### DATASET RECORDS ###

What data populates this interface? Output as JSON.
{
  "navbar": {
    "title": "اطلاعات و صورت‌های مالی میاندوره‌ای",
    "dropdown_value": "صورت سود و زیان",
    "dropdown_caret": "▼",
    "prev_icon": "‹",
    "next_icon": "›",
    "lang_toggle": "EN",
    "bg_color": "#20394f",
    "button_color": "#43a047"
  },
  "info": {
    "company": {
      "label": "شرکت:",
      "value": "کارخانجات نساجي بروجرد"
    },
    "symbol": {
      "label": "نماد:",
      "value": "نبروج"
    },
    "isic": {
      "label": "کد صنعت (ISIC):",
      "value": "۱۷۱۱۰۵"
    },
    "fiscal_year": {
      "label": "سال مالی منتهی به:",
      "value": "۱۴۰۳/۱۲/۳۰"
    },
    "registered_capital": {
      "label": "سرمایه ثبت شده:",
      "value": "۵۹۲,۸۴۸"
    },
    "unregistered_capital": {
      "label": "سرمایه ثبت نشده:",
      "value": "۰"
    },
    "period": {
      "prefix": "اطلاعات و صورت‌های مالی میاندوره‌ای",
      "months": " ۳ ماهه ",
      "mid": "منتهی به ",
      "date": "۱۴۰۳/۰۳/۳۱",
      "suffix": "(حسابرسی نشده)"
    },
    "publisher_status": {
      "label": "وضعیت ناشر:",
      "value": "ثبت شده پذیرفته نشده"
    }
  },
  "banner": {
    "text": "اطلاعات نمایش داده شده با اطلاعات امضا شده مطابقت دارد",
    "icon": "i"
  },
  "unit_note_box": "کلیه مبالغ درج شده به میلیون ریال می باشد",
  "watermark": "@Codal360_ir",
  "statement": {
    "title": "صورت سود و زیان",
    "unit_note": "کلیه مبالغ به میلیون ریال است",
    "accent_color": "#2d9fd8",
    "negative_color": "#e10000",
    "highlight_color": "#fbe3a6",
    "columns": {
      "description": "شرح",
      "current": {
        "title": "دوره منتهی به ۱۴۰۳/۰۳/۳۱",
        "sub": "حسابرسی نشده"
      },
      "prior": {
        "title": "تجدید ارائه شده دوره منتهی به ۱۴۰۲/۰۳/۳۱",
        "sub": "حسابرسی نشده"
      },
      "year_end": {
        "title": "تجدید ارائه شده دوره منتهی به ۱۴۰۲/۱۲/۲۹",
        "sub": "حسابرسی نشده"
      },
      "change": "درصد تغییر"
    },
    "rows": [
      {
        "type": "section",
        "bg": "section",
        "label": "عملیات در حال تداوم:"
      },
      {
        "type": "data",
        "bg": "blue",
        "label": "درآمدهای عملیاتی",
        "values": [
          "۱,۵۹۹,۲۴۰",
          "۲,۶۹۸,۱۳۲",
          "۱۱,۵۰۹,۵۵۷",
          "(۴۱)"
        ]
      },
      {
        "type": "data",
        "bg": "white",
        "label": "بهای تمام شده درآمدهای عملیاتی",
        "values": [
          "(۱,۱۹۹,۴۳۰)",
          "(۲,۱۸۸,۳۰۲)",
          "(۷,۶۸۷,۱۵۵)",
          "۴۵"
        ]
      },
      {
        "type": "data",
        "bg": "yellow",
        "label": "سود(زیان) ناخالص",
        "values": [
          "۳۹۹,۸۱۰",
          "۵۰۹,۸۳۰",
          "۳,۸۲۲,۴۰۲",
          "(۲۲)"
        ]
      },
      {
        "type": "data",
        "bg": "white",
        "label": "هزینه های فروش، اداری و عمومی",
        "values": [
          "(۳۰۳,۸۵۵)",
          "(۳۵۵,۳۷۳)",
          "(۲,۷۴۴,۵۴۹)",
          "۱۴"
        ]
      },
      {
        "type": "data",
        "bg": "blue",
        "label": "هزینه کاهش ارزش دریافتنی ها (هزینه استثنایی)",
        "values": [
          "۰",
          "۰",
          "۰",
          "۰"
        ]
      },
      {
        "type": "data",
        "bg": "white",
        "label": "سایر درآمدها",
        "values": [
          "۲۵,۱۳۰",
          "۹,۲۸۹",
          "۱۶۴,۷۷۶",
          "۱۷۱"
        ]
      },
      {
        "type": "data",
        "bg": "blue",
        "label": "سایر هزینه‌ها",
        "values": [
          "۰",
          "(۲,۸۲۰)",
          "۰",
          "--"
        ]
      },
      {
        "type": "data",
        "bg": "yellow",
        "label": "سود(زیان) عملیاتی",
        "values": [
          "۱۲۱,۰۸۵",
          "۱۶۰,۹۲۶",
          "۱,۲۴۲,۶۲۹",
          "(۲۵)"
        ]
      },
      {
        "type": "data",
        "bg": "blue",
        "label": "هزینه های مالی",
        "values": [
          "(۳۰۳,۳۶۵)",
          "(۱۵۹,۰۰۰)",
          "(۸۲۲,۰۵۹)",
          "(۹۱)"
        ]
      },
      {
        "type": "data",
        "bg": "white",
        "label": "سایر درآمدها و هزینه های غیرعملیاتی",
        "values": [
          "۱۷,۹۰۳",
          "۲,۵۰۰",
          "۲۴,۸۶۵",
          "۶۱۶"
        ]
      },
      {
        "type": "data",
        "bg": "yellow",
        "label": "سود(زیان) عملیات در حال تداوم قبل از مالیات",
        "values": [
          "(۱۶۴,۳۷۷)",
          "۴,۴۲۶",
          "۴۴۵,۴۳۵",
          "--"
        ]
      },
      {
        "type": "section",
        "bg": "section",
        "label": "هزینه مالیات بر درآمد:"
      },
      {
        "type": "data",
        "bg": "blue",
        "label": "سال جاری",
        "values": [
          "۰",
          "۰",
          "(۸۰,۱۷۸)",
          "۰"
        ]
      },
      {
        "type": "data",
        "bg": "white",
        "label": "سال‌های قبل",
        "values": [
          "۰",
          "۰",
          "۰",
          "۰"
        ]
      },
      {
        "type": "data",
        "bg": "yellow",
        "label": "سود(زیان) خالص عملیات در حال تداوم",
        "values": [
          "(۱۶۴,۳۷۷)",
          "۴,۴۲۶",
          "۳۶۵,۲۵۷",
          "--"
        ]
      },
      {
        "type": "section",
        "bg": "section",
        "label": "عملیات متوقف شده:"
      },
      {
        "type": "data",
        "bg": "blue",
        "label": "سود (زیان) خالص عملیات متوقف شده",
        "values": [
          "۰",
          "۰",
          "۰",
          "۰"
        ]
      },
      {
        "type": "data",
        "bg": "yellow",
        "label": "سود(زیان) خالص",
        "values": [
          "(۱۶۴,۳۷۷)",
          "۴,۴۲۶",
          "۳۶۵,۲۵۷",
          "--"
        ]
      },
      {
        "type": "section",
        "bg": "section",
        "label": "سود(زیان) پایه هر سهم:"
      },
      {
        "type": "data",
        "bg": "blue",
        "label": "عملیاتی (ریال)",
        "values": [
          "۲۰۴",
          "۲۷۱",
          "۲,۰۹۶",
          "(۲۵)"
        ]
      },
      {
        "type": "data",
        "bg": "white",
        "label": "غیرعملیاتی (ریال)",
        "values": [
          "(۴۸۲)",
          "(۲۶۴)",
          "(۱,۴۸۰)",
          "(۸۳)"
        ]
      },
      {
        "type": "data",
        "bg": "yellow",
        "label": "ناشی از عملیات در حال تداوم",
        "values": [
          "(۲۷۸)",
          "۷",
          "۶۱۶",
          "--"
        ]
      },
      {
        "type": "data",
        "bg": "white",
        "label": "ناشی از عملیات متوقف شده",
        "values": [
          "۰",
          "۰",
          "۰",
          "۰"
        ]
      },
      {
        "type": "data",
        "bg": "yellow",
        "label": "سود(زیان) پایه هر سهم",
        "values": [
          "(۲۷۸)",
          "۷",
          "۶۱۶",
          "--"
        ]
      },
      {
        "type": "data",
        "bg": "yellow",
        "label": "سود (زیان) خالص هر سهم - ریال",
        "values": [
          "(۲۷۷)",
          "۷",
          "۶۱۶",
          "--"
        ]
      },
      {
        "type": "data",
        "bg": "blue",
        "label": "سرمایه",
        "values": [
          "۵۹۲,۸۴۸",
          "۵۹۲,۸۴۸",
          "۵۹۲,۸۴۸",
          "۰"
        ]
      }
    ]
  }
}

###

→ **THE TASK**: Check each line of the records for the word "سرمایه", and show the lines that contain it.

→ **OUTPUT OF THE EXERCISE**:
      "label": "سرمایه ثبت شده:",
      "label": "سرمایه ثبت نشده:",
        "label": "سرمایه",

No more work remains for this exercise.